Objective: Output every line exactly as written. Leave out pictures.

The input:
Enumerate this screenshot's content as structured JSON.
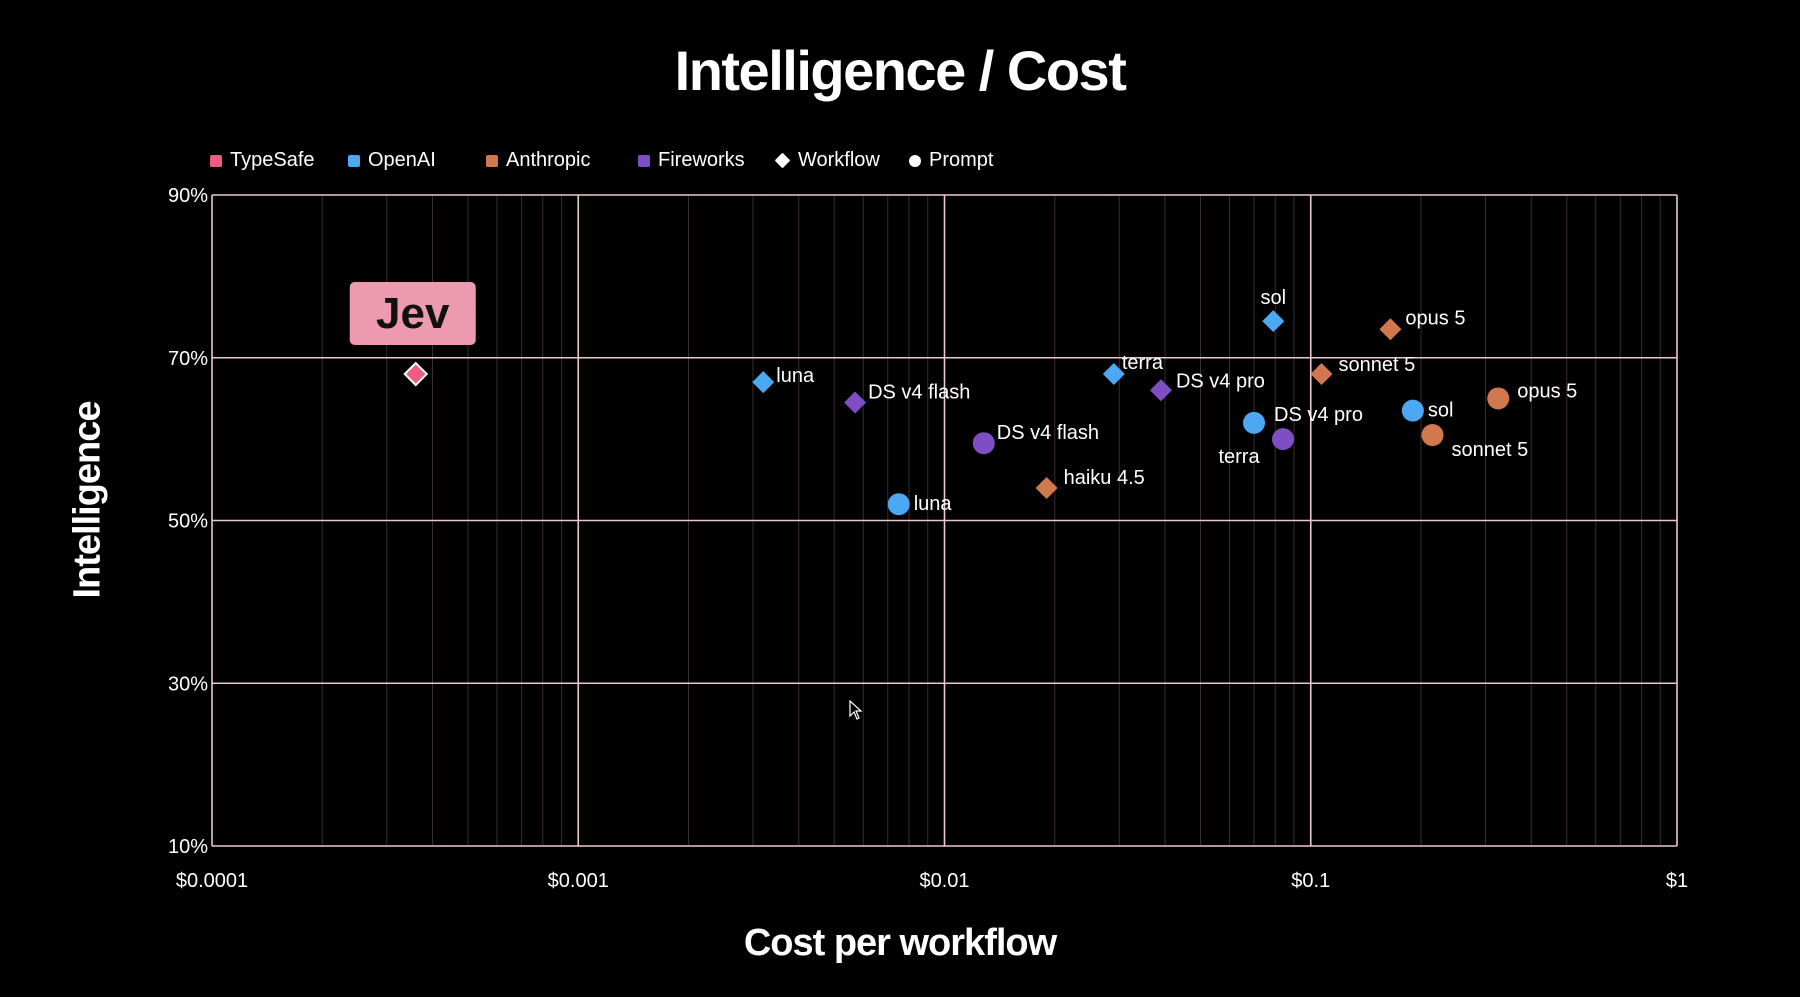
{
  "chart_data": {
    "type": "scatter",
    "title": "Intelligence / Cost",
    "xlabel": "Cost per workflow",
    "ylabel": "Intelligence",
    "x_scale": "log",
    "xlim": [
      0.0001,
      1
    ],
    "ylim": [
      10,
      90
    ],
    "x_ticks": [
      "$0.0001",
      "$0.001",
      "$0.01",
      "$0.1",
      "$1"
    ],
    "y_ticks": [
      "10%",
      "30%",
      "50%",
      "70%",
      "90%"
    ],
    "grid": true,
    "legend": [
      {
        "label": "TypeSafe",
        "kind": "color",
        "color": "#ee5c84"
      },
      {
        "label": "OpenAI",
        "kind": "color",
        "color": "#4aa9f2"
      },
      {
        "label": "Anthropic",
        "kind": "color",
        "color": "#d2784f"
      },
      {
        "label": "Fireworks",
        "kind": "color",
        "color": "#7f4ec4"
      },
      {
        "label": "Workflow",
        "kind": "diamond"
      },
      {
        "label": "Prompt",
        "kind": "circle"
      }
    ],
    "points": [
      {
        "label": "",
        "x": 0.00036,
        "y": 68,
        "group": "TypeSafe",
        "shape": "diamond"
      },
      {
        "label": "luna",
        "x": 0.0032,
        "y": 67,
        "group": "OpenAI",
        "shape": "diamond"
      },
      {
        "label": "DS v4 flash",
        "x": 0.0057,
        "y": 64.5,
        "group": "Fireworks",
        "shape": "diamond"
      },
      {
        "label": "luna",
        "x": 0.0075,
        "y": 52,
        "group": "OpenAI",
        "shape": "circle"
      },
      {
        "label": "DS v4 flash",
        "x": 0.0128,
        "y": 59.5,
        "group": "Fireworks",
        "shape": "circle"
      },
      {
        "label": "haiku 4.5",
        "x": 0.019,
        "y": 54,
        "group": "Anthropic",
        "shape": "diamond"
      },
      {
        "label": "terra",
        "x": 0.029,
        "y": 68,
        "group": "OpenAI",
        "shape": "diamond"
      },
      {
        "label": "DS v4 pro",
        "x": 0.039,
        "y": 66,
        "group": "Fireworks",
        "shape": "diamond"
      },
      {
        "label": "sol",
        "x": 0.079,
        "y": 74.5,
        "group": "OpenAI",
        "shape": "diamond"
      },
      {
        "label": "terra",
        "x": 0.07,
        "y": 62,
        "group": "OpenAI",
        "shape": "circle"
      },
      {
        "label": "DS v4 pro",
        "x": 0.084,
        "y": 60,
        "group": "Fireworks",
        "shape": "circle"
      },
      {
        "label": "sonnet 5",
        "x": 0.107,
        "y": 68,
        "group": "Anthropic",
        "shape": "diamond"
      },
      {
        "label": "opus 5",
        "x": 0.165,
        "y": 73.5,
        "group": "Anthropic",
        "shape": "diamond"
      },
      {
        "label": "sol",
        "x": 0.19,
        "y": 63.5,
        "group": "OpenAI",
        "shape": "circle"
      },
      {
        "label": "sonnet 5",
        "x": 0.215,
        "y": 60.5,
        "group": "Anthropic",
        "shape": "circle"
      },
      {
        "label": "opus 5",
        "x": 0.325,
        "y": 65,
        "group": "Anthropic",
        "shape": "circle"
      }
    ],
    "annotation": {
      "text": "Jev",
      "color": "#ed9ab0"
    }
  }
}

In response:
Enumerate this screenshot's content as structured JSON.
{
  "chart_data": {
    "type": "scatter",
    "title": "Intelligence / Cost",
    "xlabel": "Cost per workflow",
    "ylabel": "Intelligence",
    "x_scale": "log",
    "xlim": [
      0.0001,
      1
    ],
    "ylim": [
      10,
      90
    ],
    "x_ticks": [
      "$0.0001",
      "$0.001",
      "$0.01",
      "$0.1",
      "$1"
    ],
    "y_ticks": [
      "10%",
      "30%",
      "50%",
      "70%",
      "90%"
    ],
    "grid": true,
    "legend": [
      {
        "label": "TypeSafe",
        "kind": "color",
        "color": "#ee5c84"
      },
      {
        "label": "OpenAI",
        "kind": "color",
        "color": "#4aa9f2"
      },
      {
        "label": "Anthropic",
        "kind": "color",
        "color": "#d2784f"
      },
      {
        "label": "Fireworks",
        "kind": "color",
        "color": "#7f4ec4"
      },
      {
        "label": "Workflow",
        "kind": "diamond"
      },
      {
        "label": "Prompt",
        "kind": "circle"
      }
    ],
    "points": [
      {
        "label": "",
        "x": 0.00036,
        "y": 68,
        "group": "TypeSafe",
        "shape": "diamond"
      },
      {
        "label": "luna",
        "x": 0.0032,
        "y": 67,
        "group": "OpenAI",
        "shape": "diamond"
      },
      {
        "label": "DS v4 flash",
        "x": 0.0057,
        "y": 64.5,
        "group": "Fireworks",
        "shape": "diamond"
      },
      {
        "label": "luna",
        "x": 0.0075,
        "y": 52,
        "group": "OpenAI",
        "shape": "circle"
      },
      {
        "label": "DS v4 flash",
        "x": 0.0128,
        "y": 59.5,
        "group": "Fireworks",
        "shape": "circle"
      },
      {
        "label": "haiku 4.5",
        "x": 0.019,
        "y": 54,
        "group": "Anthropic",
        "shape": "diamond"
      },
      {
        "label": "terra",
        "x": 0.029,
        "y": 68,
        "group": "OpenAI",
        "shape": "diamond"
      },
      {
        "label": "DS v4 pro",
        "x": 0.039,
        "y": 66,
        "group": "Fireworks",
        "shape": "diamond"
      },
      {
        "label": "sol",
        "x": 0.079,
        "y": 74.5,
        "group": "OpenAI",
        "shape": "diamond"
      },
      {
        "label": "terra",
        "x": 0.07,
        "y": 62,
        "group": "OpenAI",
        "shape": "circle"
      },
      {
        "label": "DS v4 pro",
        "x": 0.084,
        "y": 60,
        "group": "Fireworks",
        "shape": "circle"
      },
      {
        "label": "sonnet 5",
        "x": 0.107,
        "y": 68,
        "group": "Anthropic",
        "shape": "diamond"
      },
      {
        "label": "opus 5",
        "x": 0.165,
        "y": 73.5,
        "group": "Anthropic",
        "shape": "diamond"
      },
      {
        "label": "sol",
        "x": 0.19,
        "y": 63.5,
        "group": "OpenAI",
        "shape": "circle"
      },
      {
        "label": "sonnet 5",
        "x": 0.215,
        "y": 60.5,
        "group": "Anthropic",
        "shape": "circle"
      },
      {
        "label": "opus 5",
        "x": 0.325,
        "y": 65,
        "group": "Anthropic",
        "shape": "circle"
      }
    ],
    "annotation": {
      "text": "Jev",
      "color": "#ed9ab0"
    }
  }
}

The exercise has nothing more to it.